> _REQUIRED WORK_
Count how many lines hold the string "Buddhism", and give only that number.

--- begin EXCERPTED DATA ---

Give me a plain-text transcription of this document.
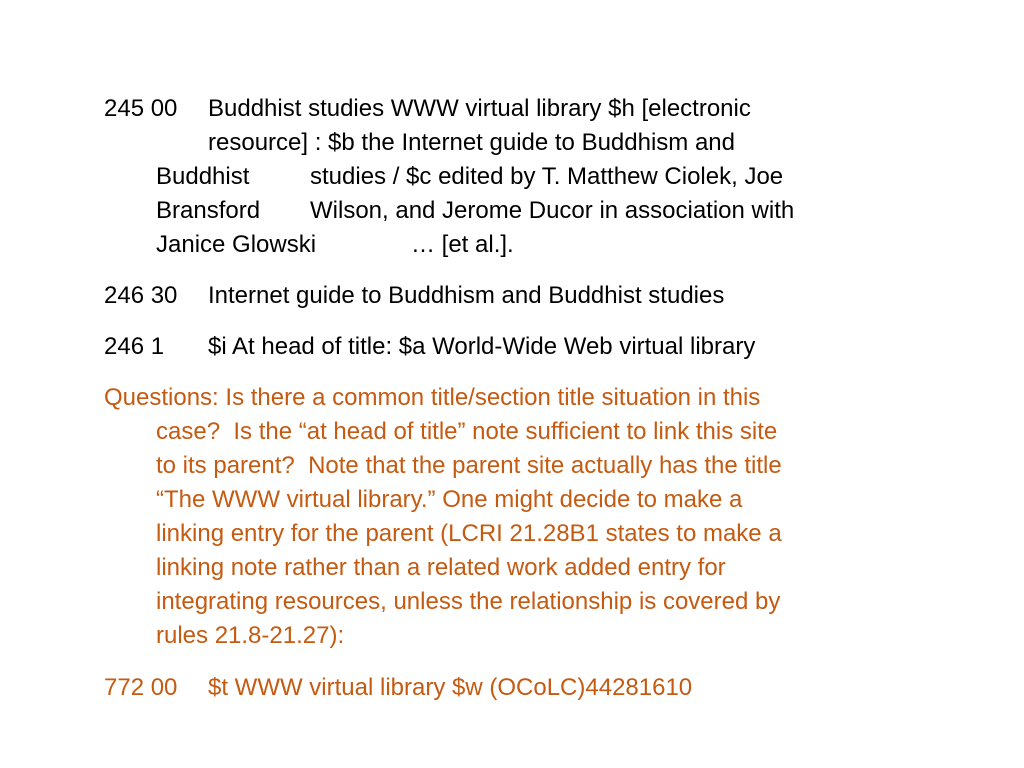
245 00 Buddhist studies WWW virtual library $h [electronic
resource] : $b the Internet guide to Buddhism and
Buddhist	studies / $c edited by T. Matthew Ciolek, Joe
Bransford Wilson, and Jerome Ducor in association with
Janice Glowski	… [et al.].
246 30 Internet guide to Buddhism and Buddhist studies
246 1 $i At head of title: $a World-Wide Web virtual library
Questions: Is there a common title/section title situation in this
case?  Is the “at head of title” note sufficient to link this site
to its parent?  Note that the parent site actually has the title
“The WWW virtual library.” One might decide to make a
linking entry for the parent (LCRI 21.28B1 states to make a
linking note rather than a related work added entry for
integrating resources, unless the relationship is covered by
rules 21.8-21.27):
772 00 $t WWW virtual library $w (OCoLC)44281610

--- end EXCERPTED DATA ---

> _RESULT OF THE EXERCISE_
2